◆ Input material ◆
--*--

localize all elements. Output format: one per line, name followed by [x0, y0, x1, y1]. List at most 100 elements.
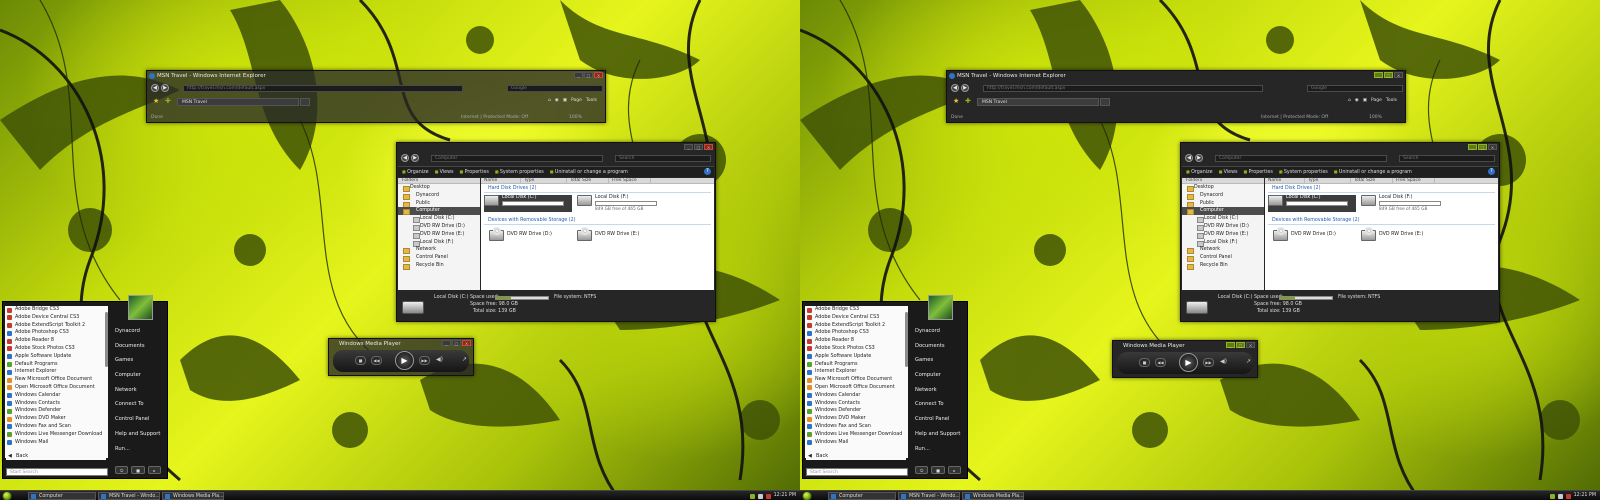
- program-item[interactable]: Windows DVD Maker: [5, 415, 108, 423]
- group-hard-disk-drives[interactable]: Hard Disk Drives (2): [1268, 184, 1495, 193]
- explorer-address-bar[interactable]: Computer: [1215, 155, 1387, 162]
- views-button[interactable]: Views: [1219, 169, 1238, 175]
- next-button[interactable]: ▶▶: [419, 356, 430, 365]
- new-tab-button[interactable]: [1100, 98, 1110, 106]
- volume-icon[interactable]: [757, 493, 763, 499]
- column-free-space[interactable]: Free Space: [1393, 178, 1435, 183]
- drive-e[interactable]: DVD RW Drive (E:): [577, 227, 657, 243]
- program-item[interactable]: Adobe Device Central CS3: [805, 314, 908, 322]
- forward-arrow-icon[interactable]: ▶: [161, 84, 169, 92]
- tree-public[interactable]: Public: [398, 200, 480, 208]
- close-button[interactable]: ×: [1488, 144, 1497, 150]
- properties-button[interactable]: Properties: [1244, 169, 1273, 175]
- minimize-button[interactable]: _: [574, 72, 583, 78]
- taskbar-item-ie[interactable]: MSN Travel - Windo...: [898, 492, 960, 500]
- program-item[interactable]: Apple Software Update: [5, 353, 108, 361]
- home-icon[interactable]: ⌂: [548, 98, 551, 103]
- ie-window[interactable]: MSN Travel - Windows Internet Explorer _…: [146, 70, 606, 123]
- tree-local-disk-f[interactable]: Local Disk (F:): [1182, 239, 1264, 247]
- program-item[interactable]: Windows Calendar: [805, 392, 908, 400]
- program-item[interactable]: Open Microsoft Office Document: [5, 384, 108, 392]
- program-item[interactable]: Windows Defender: [5, 407, 108, 415]
- play-button[interactable]: ▶: [395, 351, 414, 370]
- page-menu[interactable]: Page: [571, 98, 582, 103]
- program-item[interactable]: New Microsoft Office Document: [5, 376, 108, 384]
- explorer-address-bar[interactable]: Computer: [431, 155, 603, 162]
- back-arrow-icon[interactable]: ◀: [401, 154, 409, 162]
- minimize-button[interactable]: _: [684, 144, 693, 150]
- tree-network[interactable]: Network: [398, 246, 480, 255]
- column-total-size[interactable]: Total Size: [567, 178, 609, 183]
- maximize-button[interactable]: □: [452, 340, 461, 346]
- group-removable-storage[interactable]: Devices with Removable Storage (2): [1268, 216, 1495, 225]
- tree-recycle-bin[interactable]: Recycle Bin: [1182, 262, 1264, 270]
- organize-button[interactable]: Organize: [402, 169, 429, 175]
- maximize-button[interactable]: □: [1236, 342, 1245, 348]
- tab-msn-travel[interactable]: MSN Travel: [977, 98, 1099, 106]
- uninstall-program-button[interactable]: Uninstall or change a program: [550, 169, 628, 175]
- back-arrow-icon[interactable]: ◀: [1185, 154, 1193, 162]
- place-run[interactable]: Run...: [913, 442, 965, 457]
- tools-menu[interactable]: Tools: [586, 98, 597, 103]
- program-item[interactable]: Default Programs: [5, 361, 108, 369]
- drive-f[interactable]: Local Disk (F:) 849 GB free of 465 GB: [577, 195, 667, 212]
- start-orb-button[interactable]: [2, 491, 12, 500]
- program-item[interactable]: Default Programs: [805, 361, 908, 369]
- maximize-button[interactable]: □: [1478, 144, 1487, 150]
- tree-network[interactable]: Network: [1182, 246, 1264, 255]
- program-item[interactable]: Windows Fax and Scan: [805, 423, 908, 431]
- taskbar-item-computer[interactable]: Computer: [28, 492, 96, 500]
- explorer-search-box[interactable]: Search: [1399, 155, 1495, 162]
- column-type[interactable]: Type: [1305, 178, 1351, 183]
- forward-arrow-icon[interactable]: ▶: [411, 154, 419, 162]
- close-button[interactable]: ×: [704, 144, 713, 150]
- place-control-panel[interactable]: Control Panel: [913, 412, 965, 427]
- close-button[interactable]: ×: [1246, 342, 1255, 348]
- system-properties-button[interactable]: System properties: [495, 169, 544, 175]
- new-tab-button[interactable]: [300, 98, 310, 106]
- add-favorite-icon[interactable]: ✚: [165, 97, 171, 105]
- wmp-titlebar[interactable]: Windows Media Player _ □ ×: [329, 339, 473, 349]
- help-icon[interactable]: ?: [704, 168, 711, 175]
- forward-arrow-icon[interactable]: ▶: [961, 84, 969, 92]
- place-dynacord[interactable]: Dynacord: [113, 324, 165, 339]
- tree-computer[interactable]: Computer: [398, 207, 480, 216]
- explorer-titlebar[interactable]: _ □ ×: [1181, 143, 1499, 153]
- program-item[interactable]: Open Microsoft Office Document: [805, 384, 908, 392]
- tree-desktop[interactable]: Desktop: [1182, 184, 1264, 192]
- explorer-titlebar[interactable]: _ □ ×: [397, 143, 715, 153]
- start-orb-button[interactable]: [802, 491, 812, 500]
- column-name[interactable]: Name: [1265, 178, 1305, 183]
- program-item[interactable]: Windows Fax and Scan: [5, 423, 108, 431]
- feeds-icon[interactable]: ◉: [1355, 98, 1359, 103]
- place-computer[interactable]: Computer: [913, 368, 965, 383]
- security-icon[interactable]: [1565, 493, 1571, 499]
- tree-local-disk-c[interactable]: Local Disk (C:): [1182, 215, 1264, 223]
- drive-d[interactable]: DVD RW Drive (D:): [1273, 227, 1353, 243]
- close-button[interactable]: ×: [1394, 72, 1403, 78]
- place-network[interactable]: Network: [113, 383, 165, 398]
- zoom-level[interactable]: 100%: [1369, 114, 1382, 121]
- chevron-right-icon[interactable]: ▸: [947, 466, 961, 474]
- programs-scrollbar[interactable]: [105, 312, 108, 367]
- program-item[interactable]: Adobe Reader 8: [805, 337, 908, 345]
- organize-button[interactable]: Organize: [1186, 169, 1213, 175]
- tree-desktop[interactable]: Desktop: [398, 184, 480, 192]
- tools-menu[interactable]: Tools: [1386, 98, 1397, 103]
- next-button[interactable]: ▶▶: [1203, 358, 1214, 367]
- program-item[interactable]: Windows Live Messenger Download: [5, 431, 108, 439]
- volume-icon[interactable]: ◀): [436, 356, 443, 363]
- program-item[interactable]: Adobe Device Central CS3: [5, 314, 108, 322]
- program-item[interactable]: Internet Explorer: [5, 368, 108, 376]
- tab-msn-travel[interactable]: MSN Travel: [177, 98, 299, 106]
- properties-button[interactable]: Properties: [460, 169, 489, 175]
- place-network[interactable]: Network: [913, 383, 965, 398]
- tree-recycle-bin[interactable]: Recycle Bin: [398, 262, 480, 270]
- explorer-search-box[interactable]: Search: [615, 155, 711, 162]
- place-connect-to[interactable]: Connect To: [113, 397, 165, 412]
- program-item[interactable]: New Microsoft Office Document: [805, 376, 908, 384]
- place-connect-to[interactable]: Connect To: [913, 397, 965, 412]
- maximize-button[interactable]: □: [1384, 72, 1393, 78]
- tree-dynacord[interactable]: Dynacord: [398, 192, 480, 200]
- explorer-window[interactable]: _ □ × ◀ ▶ Computer Search Organize Views…: [1180, 142, 1500, 322]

--*--

◆ The task ◆
Repeat the lines shown in the records, starting with the line containing "- program-item[interactable]: Windows DVD" and going on through the line containing "- next-button[interactable]: ▶▶: [419, 356, 430, 365]".

◆ Exercise response ◆
- program-item[interactable]: Windows DVD Maker: [5, 415, 108, 423]
- group-hard-disk-drives[interactable]: Hard Disk Drives (2): [1268, 184, 1495, 193]
- explorer-address-bar[interactable]: Computer: [1215, 155, 1387, 162]
- views-button[interactable]: Views: [1219, 169, 1238, 175]
- next-button[interactable]: ▶▶: [419, 356, 430, 365]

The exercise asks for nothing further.